_Short problem_. Find how many lines hold the word "финансирование" and give that number only.

-.-.-

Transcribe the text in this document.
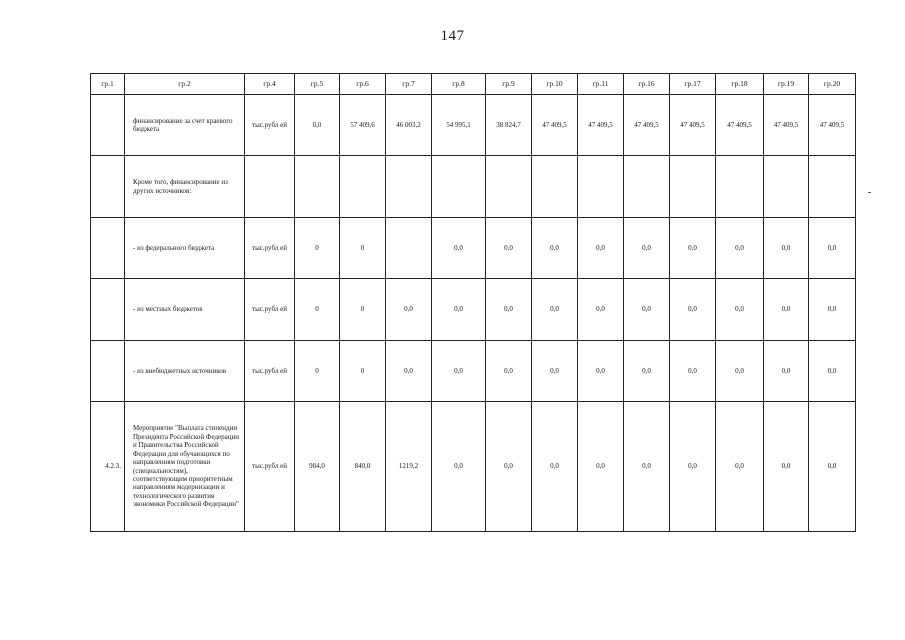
147
гр.1	гр.2	гр.4	гр.5	гр.6	гр.7	гр.8	гр.9	гр.10	гр.11	гр.16	гр.17	гр.18	гр.19	гр.20
	финансирование за счет краевого бюджета	тыс.рубл ей	0,0	57 409,6	46 003,2	54 995,1	38 824,7	47 409,5	47 409,5	47 409,5	47 409,5	47 409,5	47 409,5	47 409,5
	Кроме того, финансирование из других источников:													
	- из федерального бюджета	тыс.рубл ей	0	0		0,0	0,0	0,0	0,0	0,0	0,0	0,0	0,0	0,0
	- из местных бюджетов	тыс.рубл ей	0	0	0,0	0,0	0,0	0,0	0,0	0,0	0,0	0,0	0,0	0,0
	- из внебюджетных источников	тыс.рубл ей	0	0	0,0	0,0	0,0	0,0	0,0	0,0	0,0	0,0	0,0	0,0
4.2.3.	Мероприятие "Выплата стипендии Президента Российской Федерации и Правительства Российской Федерации для обучающихся по направлениям подготовки (специальностям), соответствующим приоритетным направлениям модернизации и технологического развития экономики Российской Федерации"	тыс.рубл ей	984,0	840,0	1219,2	0,0	0,0	0,0	0,0	0,0	0,0	0,0	0,0	0,0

-.-.-

_Completed exercise_. 2